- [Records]
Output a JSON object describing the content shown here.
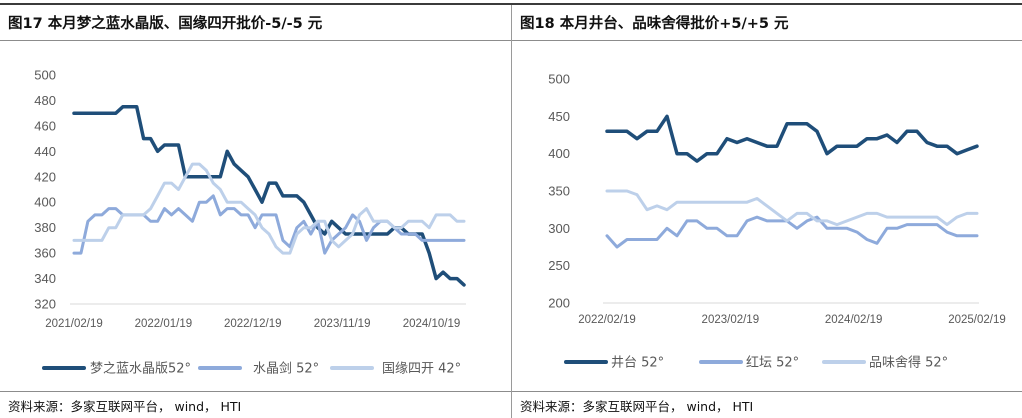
{
  "panels": [
    {
      "title": "图17 本月梦之蓝水晶版、国缘四开批价-5/-5 元",
      "source": "资料来源：多家互联网平台， wind， HTI"
    },
    {
      "title": "图18 本月井台、品味舍得批价+5/+5 元",
      "source": "资料来源：多家互联网平台， wind， HTI"
    }
  ],
  "chart_data": [
    {
      "type": "line",
      "title": "",
      "xlabel": "",
      "ylabel": "",
      "ylim": [
        320,
        500
      ],
      "yticks": [
        320,
        340,
        360,
        380,
        400,
        420,
        440,
        460,
        480,
        500
      ],
      "xtick_labels": [
        "2021/02/19",
        "2022/01/19",
        "2022/12/19",
        "2023/11/19",
        "2024/10/19"
      ],
      "x_start_label": "2021/02/19",
      "x_start_month": 0,
      "x_end_month": 48,
      "grid": false,
      "legend": "bottom",
      "series": [
        {
          "name": "梦之蓝水晶版52°",
          "color": "#1f4e79",
          "width": 3.5,
          "values": [
            470,
            470,
            470,
            470,
            470,
            470,
            470,
            475,
            475,
            475,
            450,
            450,
            440,
            445,
            445,
            445,
            420,
            420,
            420,
            420,
            420,
            420,
            440,
            430,
            425,
            420,
            410,
            400,
            415,
            415,
            405,
            405,
            405,
            400,
            390,
            380,
            375,
            385,
            380,
            375,
            375,
            375,
            375,
            375,
            375,
            375,
            380,
            380,
            375,
            375,
            375,
            360,
            340,
            345,
            340,
            340,
            335
          ]
        },
        {
          "name": "水晶剑 52°",
          "color": "#8eaadb",
          "width": 3,
          "values": [
            360,
            360,
            385,
            390,
            390,
            395,
            395,
            390,
            390,
            390,
            390,
            385,
            385,
            395,
            390,
            395,
            390,
            385,
            400,
            400,
            405,
            390,
            395,
            395,
            390,
            390,
            380,
            390,
            390,
            390,
            370,
            365,
            380,
            385,
            375,
            385,
            360,
            370,
            375,
            380,
            390,
            385,
            370,
            380,
            385,
            385,
            380,
            375,
            375,
            375,
            370,
            370,
            370,
            370,
            370,
            370,
            370
          ]
        },
        {
          "name": "国缘四开 42°",
          "color": "#bdd0ea",
          "width": 3,
          "values": [
            370,
            370,
            370,
            370,
            370,
            380,
            380,
            390,
            390,
            390,
            390,
            395,
            405,
            415,
            415,
            410,
            420,
            430,
            430,
            425,
            415,
            410,
            400,
            400,
            400,
            395,
            390,
            380,
            375,
            365,
            360,
            360,
            375,
            380,
            380,
            385,
            385,
            370,
            365,
            370,
            375,
            390,
            395,
            385,
            385,
            385,
            380,
            380,
            385,
            385,
            385,
            380,
            390,
            390,
            390,
            385,
            385
          ]
        }
      ]
    },
    {
      "type": "line",
      "title": "",
      "xlabel": "",
      "ylabel": "",
      "ylim": [
        200,
        500
      ],
      "yticks": [
        200,
        250,
        300,
        350,
        400,
        450,
        500
      ],
      "xtick_labels": [
        "2022/02/19",
        "2023/02/19",
        "2024/02/19",
        "2025/02/19"
      ],
      "x_start_label": "2022/02/19",
      "x_start_month": 0,
      "x_end_month": 36,
      "grid": false,
      "legend": "bottom",
      "series": [
        {
          "name": "井台 52°",
          "color": "#1f4e79",
          "width": 3.5,
          "values": [
            430,
            430,
            430,
            420,
            430,
            430,
            450,
            400,
            400,
            390,
            400,
            400,
            420,
            415,
            420,
            415,
            410,
            410,
            440,
            440,
            440,
            430,
            400,
            410,
            410,
            410,
            420,
            420,
            425,
            415,
            430,
            430,
            415,
            410,
            410,
            400,
            405,
            410
          ]
        },
        {
          "name": "红坛 52°",
          "color": "#8eaadb",
          "width": 3,
          "values": [
            290,
            275,
            285,
            285,
            285,
            285,
            300,
            290,
            310,
            310,
            300,
            300,
            290,
            290,
            310,
            315,
            310,
            310,
            310,
            300,
            310,
            315,
            300,
            300,
            300,
            295,
            285,
            280,
            300,
            300,
            305,
            305,
            305,
            305,
            295,
            290,
            290,
            290
          ]
        },
        {
          "name": "品味舍得 52°",
          "color": "#bdd0ea",
          "width": 3,
          "values": [
            350,
            350,
            350,
            345,
            325,
            330,
            325,
            335,
            335,
            335,
            335,
            335,
            335,
            335,
            335,
            340,
            330,
            320,
            310,
            320,
            320,
            310,
            310,
            305,
            310,
            315,
            320,
            320,
            315,
            315,
            315,
            315,
            315,
            315,
            305,
            315,
            320,
            320
          ]
        }
      ]
    }
  ]
}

- [YOUR INSTRUCTIONS] Set down the records in full and exactly. Do not carry over any image.

- [TASK OUTPUT]
Output a JSON object describing the content shown here.
{
  "panels": [
    {
      "title": "图17 本月梦之蓝水晶版、国缘四开批价-5/-5 元",
      "source": "资料来源：多家互联网平台， wind， HTI"
    },
    {
      "title": "图18 本月井台、品味舍得批价+5/+5 元",
      "source": "资料来源：多家互联网平台， wind， HTI"
    }
  ],
  "chart_data": [
    {
      "type": "line",
      "title": "",
      "xlabel": "",
      "ylabel": "",
      "ylim": [
        320,
        500
      ],
      "yticks": [
        320,
        340,
        360,
        380,
        400,
        420,
        440,
        460,
        480,
        500
      ],
      "xtick_labels": [
        "2021/02/19",
        "2022/01/19",
        "2022/12/19",
        "2023/11/19",
        "2024/10/19"
      ],
      "x_start_label": "2021/02/19",
      "x_start_month": 0,
      "x_end_month": 48,
      "grid": false,
      "legend": "bottom",
      "series": [
        {
          "name": "梦之蓝水晶版52°",
          "color": "#1f4e79",
          "width": 3.5,
          "values": [
            470,
            470,
            470,
            470,
            470,
            470,
            470,
            475,
            475,
            475,
            450,
            450,
            440,
            445,
            445,
            445,
            420,
            420,
            420,
            420,
            420,
            420,
            440,
            430,
            425,
            420,
            410,
            400,
            415,
            415,
            405,
            405,
            405,
            400,
            390,
            380,
            375,
            385,
            380,
            375,
            375,
            375,
            375,
            375,
            375,
            375,
            380,
            380,
            375,
            375,
            375,
            360,
            340,
            345,
            340,
            340,
            335
          ]
        },
        {
          "name": "水晶剑 52°",
          "color": "#8eaadb",
          "width": 3,
          "values": [
            360,
            360,
            385,
            390,
            390,
            395,
            395,
            390,
            390,
            390,
            390,
            385,
            385,
            395,
            390,
            395,
            390,
            385,
            400,
            400,
            405,
            390,
            395,
            395,
            390,
            390,
            380,
            390,
            390,
            390,
            370,
            365,
            380,
            385,
            375,
            385,
            360,
            370,
            375,
            380,
            390,
            385,
            370,
            380,
            385,
            385,
            380,
            375,
            375,
            375,
            370,
            370,
            370,
            370,
            370,
            370,
            370
          ]
        },
        {
          "name": "国缘四开 42°",
          "color": "#bdd0ea",
          "width": 3,
          "values": [
            370,
            370,
            370,
            370,
            370,
            380,
            380,
            390,
            390,
            390,
            390,
            395,
            405,
            415,
            415,
            410,
            420,
            430,
            430,
            425,
            415,
            410,
            400,
            400,
            400,
            395,
            390,
            380,
            375,
            365,
            360,
            360,
            375,
            380,
            380,
            385,
            385,
            370,
            365,
            370,
            375,
            390,
            395,
            385,
            385,
            385,
            380,
            380,
            385,
            385,
            385,
            380,
            390,
            390,
            390,
            385,
            385
          ]
        }
      ]
    },
    {
      "type": "line",
      "title": "",
      "xlabel": "",
      "ylabel": "",
      "ylim": [
        200,
        500
      ],
      "yticks": [
        200,
        250,
        300,
        350,
        400,
        450,
        500
      ],
      "xtick_labels": [
        "2022/02/19",
        "2023/02/19",
        "2024/02/19",
        "2025/02/19"
      ],
      "x_start_label": "2022/02/19",
      "x_start_month": 0,
      "x_end_month": 36,
      "grid": false,
      "legend": "bottom",
      "series": [
        {
          "name": "井台 52°",
          "color": "#1f4e79",
          "width": 3.5,
          "values": [
            430,
            430,
            430,
            420,
            430,
            430,
            450,
            400,
            400,
            390,
            400,
            400,
            420,
            415,
            420,
            415,
            410,
            410,
            440,
            440,
            440,
            430,
            400,
            410,
            410,
            410,
            420,
            420,
            425,
            415,
            430,
            430,
            415,
            410,
            410,
            400,
            405,
            410
          ]
        },
        {
          "name": "红坛 52°",
          "color": "#8eaadb",
          "width": 3,
          "values": [
            290,
            275,
            285,
            285,
            285,
            285,
            300,
            290,
            310,
            310,
            300,
            300,
            290,
            290,
            310,
            315,
            310,
            310,
            310,
            300,
            310,
            315,
            300,
            300,
            300,
            295,
            285,
            280,
            300,
            300,
            305,
            305,
            305,
            305,
            295,
            290,
            290,
            290
          ]
        },
        {
          "name": "品味舍得 52°",
          "color": "#bdd0ea",
          "width": 3,
          "values": [
            350,
            350,
            350,
            345,
            325,
            330,
            325,
            335,
            335,
            335,
            335,
            335,
            335,
            335,
            335,
            340,
            330,
            320,
            310,
            320,
            320,
            310,
            310,
            305,
            310,
            315,
            320,
            320,
            315,
            315,
            315,
            315,
            315,
            315,
            305,
            315,
            320,
            320
          ]
        }
      ]
    }
  ]
}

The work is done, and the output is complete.